• _EXERCISE BRIEF_
The records that follow need to be output exactly as they are.

[Dataset entries on figures]
═══
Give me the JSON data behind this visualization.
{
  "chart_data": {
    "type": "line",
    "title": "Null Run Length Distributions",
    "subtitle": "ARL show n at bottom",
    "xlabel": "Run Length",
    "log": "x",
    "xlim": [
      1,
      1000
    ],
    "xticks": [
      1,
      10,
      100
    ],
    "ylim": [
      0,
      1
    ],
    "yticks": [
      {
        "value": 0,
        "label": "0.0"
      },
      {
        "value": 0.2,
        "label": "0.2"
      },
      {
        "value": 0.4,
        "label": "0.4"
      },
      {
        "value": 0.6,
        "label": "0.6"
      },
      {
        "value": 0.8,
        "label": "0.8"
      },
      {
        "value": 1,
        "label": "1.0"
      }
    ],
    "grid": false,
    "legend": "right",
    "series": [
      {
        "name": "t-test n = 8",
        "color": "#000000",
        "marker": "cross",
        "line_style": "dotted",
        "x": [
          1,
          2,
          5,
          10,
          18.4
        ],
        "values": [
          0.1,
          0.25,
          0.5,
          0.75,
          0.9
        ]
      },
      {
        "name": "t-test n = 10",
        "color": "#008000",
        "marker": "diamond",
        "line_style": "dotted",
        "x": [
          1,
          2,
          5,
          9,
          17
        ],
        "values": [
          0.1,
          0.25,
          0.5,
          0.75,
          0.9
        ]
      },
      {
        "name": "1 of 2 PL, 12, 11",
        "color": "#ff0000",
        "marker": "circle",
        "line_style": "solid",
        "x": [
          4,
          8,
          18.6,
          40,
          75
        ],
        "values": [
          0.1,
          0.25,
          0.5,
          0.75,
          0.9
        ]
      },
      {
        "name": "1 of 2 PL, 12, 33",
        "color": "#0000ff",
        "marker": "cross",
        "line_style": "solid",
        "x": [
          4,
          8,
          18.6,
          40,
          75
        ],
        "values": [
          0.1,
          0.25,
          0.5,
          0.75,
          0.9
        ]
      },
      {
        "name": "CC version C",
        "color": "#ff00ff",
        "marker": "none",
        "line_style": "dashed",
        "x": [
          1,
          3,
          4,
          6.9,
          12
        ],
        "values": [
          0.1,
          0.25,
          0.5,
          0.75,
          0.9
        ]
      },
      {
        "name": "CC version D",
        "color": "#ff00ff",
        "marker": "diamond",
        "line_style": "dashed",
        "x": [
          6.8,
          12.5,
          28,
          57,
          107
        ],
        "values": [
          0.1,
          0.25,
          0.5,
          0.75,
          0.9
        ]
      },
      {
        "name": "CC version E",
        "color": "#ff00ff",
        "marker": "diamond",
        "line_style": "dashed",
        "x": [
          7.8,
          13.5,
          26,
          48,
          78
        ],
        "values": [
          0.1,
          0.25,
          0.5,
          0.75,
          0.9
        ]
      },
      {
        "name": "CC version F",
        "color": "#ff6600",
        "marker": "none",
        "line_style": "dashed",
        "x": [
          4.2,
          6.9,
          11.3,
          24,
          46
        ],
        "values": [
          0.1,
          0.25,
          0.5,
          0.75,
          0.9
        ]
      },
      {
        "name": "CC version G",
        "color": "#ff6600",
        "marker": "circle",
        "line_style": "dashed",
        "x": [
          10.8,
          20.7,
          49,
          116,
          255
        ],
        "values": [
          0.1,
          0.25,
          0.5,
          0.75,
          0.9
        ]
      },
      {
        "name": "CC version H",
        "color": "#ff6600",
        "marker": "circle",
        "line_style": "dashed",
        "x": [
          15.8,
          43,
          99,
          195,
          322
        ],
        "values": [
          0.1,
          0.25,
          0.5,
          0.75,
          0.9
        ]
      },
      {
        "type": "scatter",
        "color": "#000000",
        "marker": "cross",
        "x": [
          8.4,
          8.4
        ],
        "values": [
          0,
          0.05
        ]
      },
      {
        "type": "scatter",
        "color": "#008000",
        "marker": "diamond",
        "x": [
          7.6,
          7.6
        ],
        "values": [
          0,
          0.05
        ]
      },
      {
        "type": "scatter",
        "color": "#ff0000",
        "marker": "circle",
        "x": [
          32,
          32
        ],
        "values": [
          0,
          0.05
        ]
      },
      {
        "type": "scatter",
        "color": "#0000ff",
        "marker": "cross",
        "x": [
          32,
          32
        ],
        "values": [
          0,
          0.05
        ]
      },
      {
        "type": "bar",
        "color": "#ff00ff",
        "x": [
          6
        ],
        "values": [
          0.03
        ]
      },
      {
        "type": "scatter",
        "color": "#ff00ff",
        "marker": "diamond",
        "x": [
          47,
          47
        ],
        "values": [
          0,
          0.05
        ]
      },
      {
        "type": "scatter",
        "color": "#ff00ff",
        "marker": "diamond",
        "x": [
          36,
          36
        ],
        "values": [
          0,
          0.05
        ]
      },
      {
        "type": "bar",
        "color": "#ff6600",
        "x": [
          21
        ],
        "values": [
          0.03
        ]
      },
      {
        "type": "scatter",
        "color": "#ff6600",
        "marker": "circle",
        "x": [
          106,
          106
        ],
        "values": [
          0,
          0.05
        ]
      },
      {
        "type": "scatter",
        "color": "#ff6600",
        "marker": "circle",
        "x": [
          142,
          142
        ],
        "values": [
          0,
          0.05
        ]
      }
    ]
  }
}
═══
• _CORRECT RESPONSE_
Give me the JSON data behind this visualization.
{
  "chart_data": {
    "type": "line",
    "title": "Null Run Length Distributions",
    "subtitle": "ARL show n at bottom",
    "xlabel": "Run Length",
    "log": "x",
    "xlim": [
      1,
      1000
    ],
    "xticks": [
      1,
      10,
      100
    ],
    "ylim": [
      0,
      1
    ],
    "yticks": [
      {
        "value": 0,
        "label": "0.0"
      },
      {
        "value": 0.2,
        "label": "0.2"
      },
      {
        "value": 0.4,
        "label": "0.4"
      },
      {
        "value": 0.6,
        "label": "0.6"
      },
      {
        "value": 0.8,
        "label": "0.8"
      },
      {
        "value": 1,
        "label": "1.0"
      }
    ],
    "grid": false,
    "legend": "right",
    "series": [
      {
        "name": "t-test n = 8",
        "color": "#000000",
        "marker": "cross",
        "line_style": "dotted",
        "x": [
          1,
          2,
          5,
          10,
          18.4
        ],
        "values": [
          0.1,
          0.25,
          0.5,
          0.75,
          0.9
        ]
      },
      {
        "name": "t-test n = 10",
        "color": "#008000",
        "marker": "diamond",
        "line_style": "dotted",
        "x": [
          1,
          2,
          5,
          9,
          17
        ],
        "values": [
          0.1,
          0.25,
          0.5,
          0.75,
          0.9
        ]
      },
      {
        "name": "1 of 2 PL, 12, 11",
        "color": "#ff0000",
        "marker": "circle",
        "line_style": "solid",
        "x": [
          4,
          8,
          18.6,
          40,
          75
        ],
        "values": [
          0.1,
          0.25,
          0.5,
          0.75,
          0.9
        ]
      },
      {
        "name": "1 of 2 PL, 12, 33",
        "color": "#0000ff",
        "marker": "cross",
        "line_style": "solid",
        "x": [
          4,
          8,
          18.6,
          40,
          75
        ],
        "values": [
          0.1,
          0.25,
          0.5,
          0.75,
          0.9
        ]
      },
      {
        "name": "CC version C",
        "color": "#ff00ff",
        "marker": "none",
        "line_style": "dashed",
        "x": [
          1,
          3,
          4,
          6.9,
          12
        ],
        "values": [
          0.1,
          0.25,
          0.5,
          0.75,
          0.9
        ]
      },
      {
        "name": "CC version D",
        "color": "#ff00ff",
        "marker": "diamond",
        "line_style": "dashed",
        "x": [
          6.8,
          12.5,
          28,
          57,
          107
        ],
        "values": [
          0.1,
          0.25,
          0.5,
          0.75,
          0.9
        ]
      },
      {
        "name": "CC version E",
        "color": "#ff00ff",
        "marker": "diamond",
        "line_style": "dashed",
        "x": [
          7.8,
          13.5,
          26,
          48,
          78
        ],
        "values": [
          0.1,
          0.25,
          0.5,
          0.75,
          0.9
        ]
      },
      {
        "name": "CC version F",
        "color": "#ff6600",
        "marker": "none",
        "line_style": "dashed",
        "x": [
          4.2,
          6.9,
          11.3,
          24,
          46
        ],
        "values": [
          0.1,
          0.25,
          0.5,
          0.75,
          0.9
        ]
      },
      {
        "name": "CC version G",
        "color": "#ff6600",
        "marker": "circle",
        "line_style": "dashed",
        "x": [
          10.8,
          20.7,
          49,
          116,
          255
        ],
        "values": [
          0.1,
          0.25,
          0.5,
          0.75,
          0.9
        ]
      },
      {
        "name": "CC version H",
        "color": "#ff6600",
        "marker": "circle",
        "line_style": "dashed",
        "x": [
          15.8,
          43,
          99,
          195,
          322
        ],
        "values": [
          0.1,
          0.25,
          0.5,
          0.75,
          0.9
        ]
      },
      {
        "type": "scatter",
        "color": "#000000",
        "marker": "cross",
        "x": [
          8.4,
          8.4
        ],
        "values": [
          0,
          0.05
        ]
      },
      {
        "type": "scatter",
        "color": "#008000",
        "marker": "diamond",
        "x": [
          7.6,
          7.6
        ],
        "values": [
          0,
          0.05
        ]
      },
      {
        "type": "scatter",
        "color": "#ff0000",
        "marker": "circle",
        "x": [
          32,
          32
        ],
        "values": [
          0,
          0.05
        ]
      },
      {
        "type": "scatter",
        "color": "#0000ff",
        "marker": "cross",
        "x": [
          32,
          32
        ],
        "values": [
          0,
          0.05
        ]
      },
      {
        "type": "bar",
        "color": "#ff00ff",
        "x": [
          6
        ],
        "values": [
          0.03
        ]
      },
      {
        "type": "scatter",
        "color": "#ff00ff",
        "marker": "diamond",
        "x": [
          47,
          47
        ],
        "values": [
          0,
          0.05
        ]
      },
      {
        "type": "scatter",
        "color": "#ff00ff",
        "marker": "diamond",
        "x": [
          36,
          36
        ],
        "values": [
          0,
          0.05
        ]
      },
      {
        "type": "bar",
        "color": "#ff6600",
        "x": [
          21
        ],
        "values": [
          0.03
        ]
      },
      {
        "type": "scatter",
        "color": "#ff6600",
        "marker": "circle",
        "x": [
          106,
          106
        ],
        "values": [
          0,
          0.05
        ]
      },
      {
        "type": "scatter",
        "color": "#ff6600",
        "marker": "circle",
        "x": [
          142,
          142
        ],
        "values": [
          0,
          0.05
        ]
      }
    ]
  }
}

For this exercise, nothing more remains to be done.